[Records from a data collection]
>>>

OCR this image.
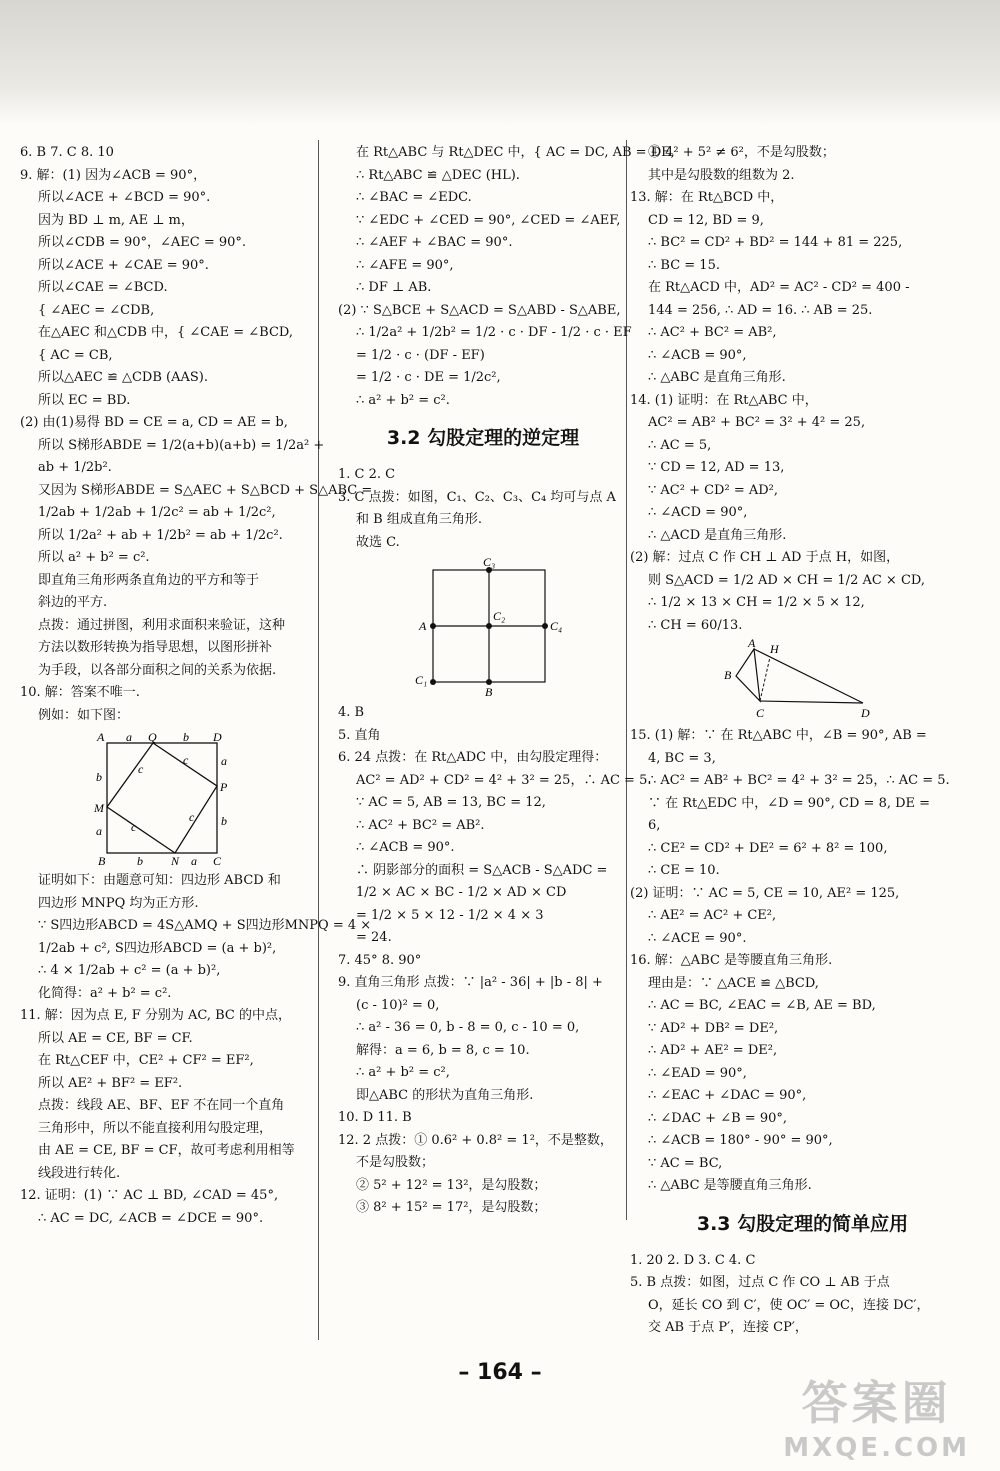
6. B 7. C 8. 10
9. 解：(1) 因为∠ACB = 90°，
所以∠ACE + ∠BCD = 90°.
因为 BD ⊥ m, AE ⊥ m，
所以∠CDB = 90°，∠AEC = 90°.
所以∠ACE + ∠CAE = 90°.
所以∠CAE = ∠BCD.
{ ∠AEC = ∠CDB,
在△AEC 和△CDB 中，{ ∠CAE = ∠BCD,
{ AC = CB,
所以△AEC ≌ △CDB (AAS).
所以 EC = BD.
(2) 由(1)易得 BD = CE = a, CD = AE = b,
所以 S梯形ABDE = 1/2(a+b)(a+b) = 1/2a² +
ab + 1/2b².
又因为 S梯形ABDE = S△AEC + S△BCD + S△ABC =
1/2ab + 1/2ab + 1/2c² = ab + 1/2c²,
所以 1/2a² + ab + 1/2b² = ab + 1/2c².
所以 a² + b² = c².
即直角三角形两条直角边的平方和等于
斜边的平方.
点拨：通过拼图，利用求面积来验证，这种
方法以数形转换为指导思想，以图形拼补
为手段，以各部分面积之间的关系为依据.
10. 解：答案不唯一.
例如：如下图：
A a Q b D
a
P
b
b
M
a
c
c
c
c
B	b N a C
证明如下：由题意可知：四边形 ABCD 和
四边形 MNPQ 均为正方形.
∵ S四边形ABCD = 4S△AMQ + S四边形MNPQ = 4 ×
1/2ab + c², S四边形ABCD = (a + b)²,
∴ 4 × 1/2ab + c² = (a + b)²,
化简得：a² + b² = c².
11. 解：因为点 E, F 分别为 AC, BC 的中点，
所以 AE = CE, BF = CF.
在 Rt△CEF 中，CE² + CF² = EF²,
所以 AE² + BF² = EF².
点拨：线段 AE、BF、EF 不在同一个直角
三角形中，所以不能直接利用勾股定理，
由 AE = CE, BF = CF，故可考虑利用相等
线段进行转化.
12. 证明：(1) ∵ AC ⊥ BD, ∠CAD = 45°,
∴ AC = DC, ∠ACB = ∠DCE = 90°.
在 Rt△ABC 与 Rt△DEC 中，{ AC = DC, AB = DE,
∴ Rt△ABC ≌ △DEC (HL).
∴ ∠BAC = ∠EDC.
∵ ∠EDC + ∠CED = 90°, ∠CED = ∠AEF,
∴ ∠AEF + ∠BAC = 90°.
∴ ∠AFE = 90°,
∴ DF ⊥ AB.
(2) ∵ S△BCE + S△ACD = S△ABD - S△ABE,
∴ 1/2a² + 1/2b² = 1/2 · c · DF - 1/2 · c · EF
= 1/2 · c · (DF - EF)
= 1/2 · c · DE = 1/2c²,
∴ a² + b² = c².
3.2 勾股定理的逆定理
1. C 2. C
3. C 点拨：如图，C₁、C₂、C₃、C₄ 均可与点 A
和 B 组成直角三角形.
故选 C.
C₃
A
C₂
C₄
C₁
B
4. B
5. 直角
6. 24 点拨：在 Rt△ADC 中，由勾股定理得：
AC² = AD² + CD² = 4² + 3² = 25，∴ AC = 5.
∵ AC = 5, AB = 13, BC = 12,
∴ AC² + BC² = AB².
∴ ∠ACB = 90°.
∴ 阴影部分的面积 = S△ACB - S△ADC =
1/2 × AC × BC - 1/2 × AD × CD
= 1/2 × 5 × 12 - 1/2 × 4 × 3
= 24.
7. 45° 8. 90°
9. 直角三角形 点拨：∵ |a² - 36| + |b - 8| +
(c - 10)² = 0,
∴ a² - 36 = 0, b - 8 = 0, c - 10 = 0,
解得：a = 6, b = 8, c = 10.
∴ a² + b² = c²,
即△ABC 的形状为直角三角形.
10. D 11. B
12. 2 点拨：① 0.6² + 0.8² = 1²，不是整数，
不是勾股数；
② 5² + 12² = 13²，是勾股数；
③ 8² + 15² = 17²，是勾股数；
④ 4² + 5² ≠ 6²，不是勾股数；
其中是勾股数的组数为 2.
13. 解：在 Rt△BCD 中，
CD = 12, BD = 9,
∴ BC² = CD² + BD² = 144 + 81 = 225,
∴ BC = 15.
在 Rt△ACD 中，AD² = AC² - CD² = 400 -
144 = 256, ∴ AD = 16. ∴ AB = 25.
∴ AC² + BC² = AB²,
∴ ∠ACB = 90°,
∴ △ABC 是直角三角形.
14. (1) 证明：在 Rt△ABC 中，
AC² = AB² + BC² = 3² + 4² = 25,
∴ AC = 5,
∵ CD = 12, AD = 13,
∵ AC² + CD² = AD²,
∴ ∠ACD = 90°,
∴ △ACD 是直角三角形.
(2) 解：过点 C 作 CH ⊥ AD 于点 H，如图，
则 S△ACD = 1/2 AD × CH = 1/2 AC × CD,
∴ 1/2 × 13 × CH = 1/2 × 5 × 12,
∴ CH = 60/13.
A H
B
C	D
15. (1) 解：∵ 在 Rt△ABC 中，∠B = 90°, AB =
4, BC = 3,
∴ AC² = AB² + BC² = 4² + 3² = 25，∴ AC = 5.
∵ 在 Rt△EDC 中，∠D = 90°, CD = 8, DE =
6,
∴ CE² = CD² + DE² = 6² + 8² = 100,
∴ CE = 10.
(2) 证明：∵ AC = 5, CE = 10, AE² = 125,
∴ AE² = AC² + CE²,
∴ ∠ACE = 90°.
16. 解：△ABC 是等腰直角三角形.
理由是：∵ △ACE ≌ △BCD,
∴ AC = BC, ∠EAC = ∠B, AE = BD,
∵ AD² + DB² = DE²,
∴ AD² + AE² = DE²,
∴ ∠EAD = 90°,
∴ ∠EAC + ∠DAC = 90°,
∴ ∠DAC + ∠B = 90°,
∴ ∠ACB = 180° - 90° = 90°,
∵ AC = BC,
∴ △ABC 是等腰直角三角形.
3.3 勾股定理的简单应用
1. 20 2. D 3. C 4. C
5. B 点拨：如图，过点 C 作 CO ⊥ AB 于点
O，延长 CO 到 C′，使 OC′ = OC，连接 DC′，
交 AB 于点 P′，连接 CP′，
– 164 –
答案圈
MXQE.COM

<<<

### Goal of the exercise
Find every line of the data that holds the string "S四边形ABCD", then say how many there are and nothing else.

### Solution to this problem
2